▶ [TASK DATA]:
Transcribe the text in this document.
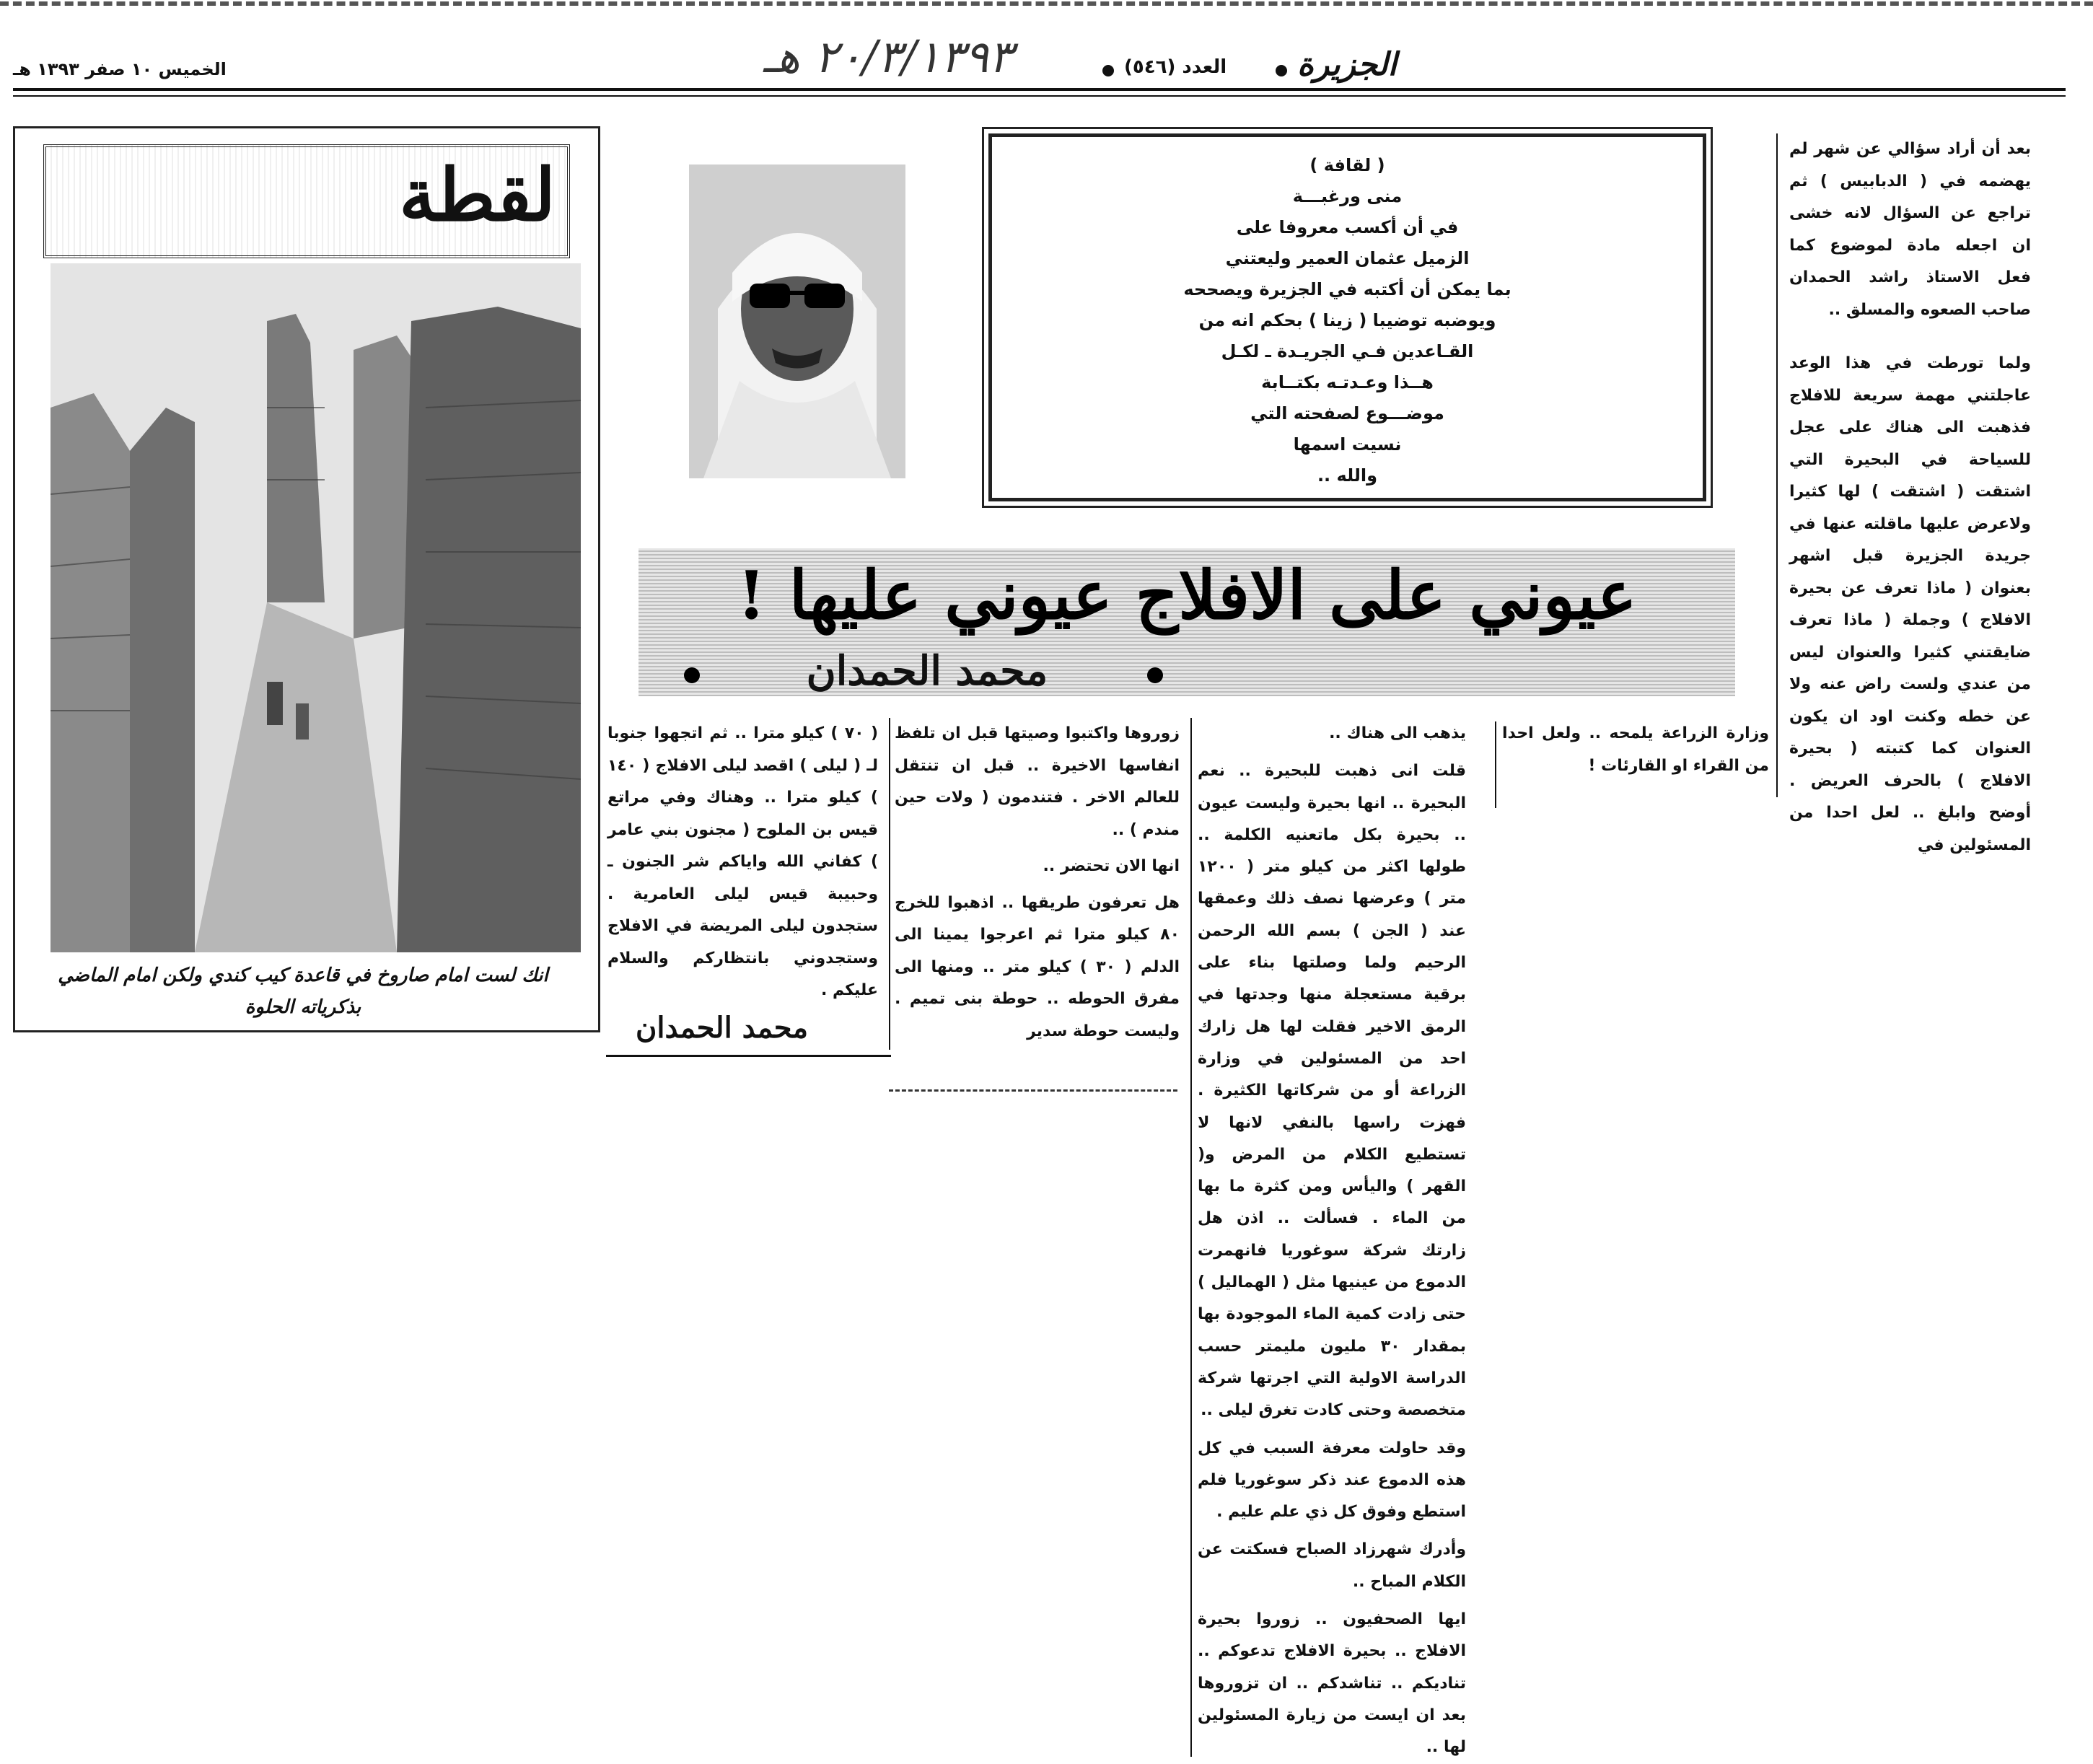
الخميس ١٠ صفر ١٣٩٣ هـ	٢٠/٣/١٣٩٣ هـ	العدد (٥٤٦) الجزيرة

بعد أن أراد سؤالي عن شهر لم يهضمه في ( الدبابيس ) ثم تراجع عن السؤال لانه خشى ان اجعله مادة لموضوع كما فعل الاستاذ راشد الحمدان صاحب الصعوه والمسلق ..

ولما تورطت في هذا الوعد عاجلتني مهمة سريعة للافلاج فذهبت الى هناك على عجل للسياحة في البحيرة التي اشتقت ( اشتقت ) لها كثيرا ولاعرض عليها ماقلته عنها في جريدة الجزيرة قبل اشهر بعنوان ( ماذا تعرف عن بحيرة الافلاج ) وجملة ( ماذا تعرف ضايقتني كثيرا والعنوان ليس من عندي ولست راض عنه ولا عن خطه وكنت اود ان يكون العنوان كما كتبته ( بحيرة الافلاج ) بالحرف العريض . أوضح وابلغ .. لعل احدا من المسئولين في

( لقافة )
منى ورغبـــة
في أن أكسب معروفا على
الزميل عثمان العمير وليعتني
بما يمكن أن أكتبه في الجزيرة ويصححه
ويوضبه توضيبا ( زينا ) بحكم انه من
القـاعدين فـي الجريـدة ـ لكـل
هــذا وعـدتـه بكتــابة
موضـــوع لصفحته التي
نسيت اسمها
والله ..
عيوني على الافلاج عيوني عليها !
محمد الحمدان

وزارة الزراعة يلمحه .. ولعل احدا من القراء او القارئات !

يذهب الى هناك ..

قلت انى ذهبت للبحيرة .. نعم البحيرة .. انها بحيرة وليست عيون .. بحيرة بكل ماتعنيه الكلمة .. طولها اكثر من كيلو متر ( ١٢٠٠ متر ) وعرضها نصف ذلك وعمقها عند ( الجن ) بسم الله الرحمن الرحيم ولما وصلتها بناء على برقية مستعجلة منها وجدتها في الرمق الاخير فقلت لها هل زارك احد من المسئولين في وزارة الزراعة أو من شركاتها الكثيرة . فهزت راسها بالنفي لانها لا تستطيع الكلام من المرض و( القهر ) واليأس ومن كثرة ما بها من الماء . فسألت .. اذن هل زارتك شركة سوغوريا فانهمرت الدموع من عينيها مثل ( الهماليل ) حتى زادت كمية الماء الموجودة بها بمقدار ٣٠ مليون مليمتر حسب الدراسة الاولية التي اجرتها شركة متخصصة وحتى كادت تغرق ليلى ..

وقد حاولت معرفة السبب في كل هذه الدموع عند ذكر سوغوريا فلم استطع وفوق كل ذي علم عليم .

وأدرك شهرزاد الصباح فسكتت عن الكلام المباح ..

ايها الصحفيون .. زوروا بحيرة الافلاج .. بحيرة الافلاج تدعوكم .. تناديكم .. تناشدكم .. ان تزوروها بعد ان ايست من زيارة المسئولين لها ..

زوروها واكتبوا وصيتها قبل ان تلفظ انفاسها الاخيرة .. قبل ان تنتقل للعالم الاخر . فتندمون ( ولات حين مندم ) ..

انها الان تحتضر ..

هل تعرفون طريقها .. اذهبوا للخرج ٨٠ كيلو مترا ثم اعرجوا يمينا الى الدلم ( ٣٠ ) كيلو متر .. ومنها الى مفرق الحوطه .. حوطة بنى تميم . وليست حوطة سدير

( ٧٠ ) كيلو مترا .. ثم اتجهوا جنوبا لـ ( ليلى ) اقصد ليلى الافلاج ( ١٤٠ ) كيلو مترا .. وهناك وفي مراتع قيس بن الملوح ( مجنون بني عامر ) كفاني الله واياكم شر الجنون ـ وحبيبة قيس ليلى العامرية . ستجدون ليلى المريضة في الافلاج وستجدوني بانتظاركم والسلام عليكم .

محمد الحمدان
لقطة
انك لست امام صاروخ في قاعدة كيب كندي ولكن امام الماضي بذكرياته الحلوة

▶ [TO BE DONE]:
Search the entries for "مترا" and copy out each line that has it.

▶ [EXPECTED OUTPUT]:
هل تعرفون طريقها .. اذهبوا للخرج ٨٠ كيلو مترا ثم اعرجوا يمينا الى الدلم ( ٣٠ ) كيلو متر .. ومنها الى مفرق الحوطه .. حوطة بنى تميم . وليست حوطة سدير
( ٧٠ ) كيلو مترا .. ثم اتجهوا جنوبا لـ ( ليلى ) اقصد ليلى الافلاج ( ١٤٠ ) كيلو مترا .. وهناك وفي مراتع قيس بن الملوح ( مجنون بني عامر ) كفاني الله واياكم شر الجنون ـ وحبيبة قيس ليلى العامرية . ستجدون ليلى المريضة في الافلاج وستجدوني بانتظاركم والسلام عليكم .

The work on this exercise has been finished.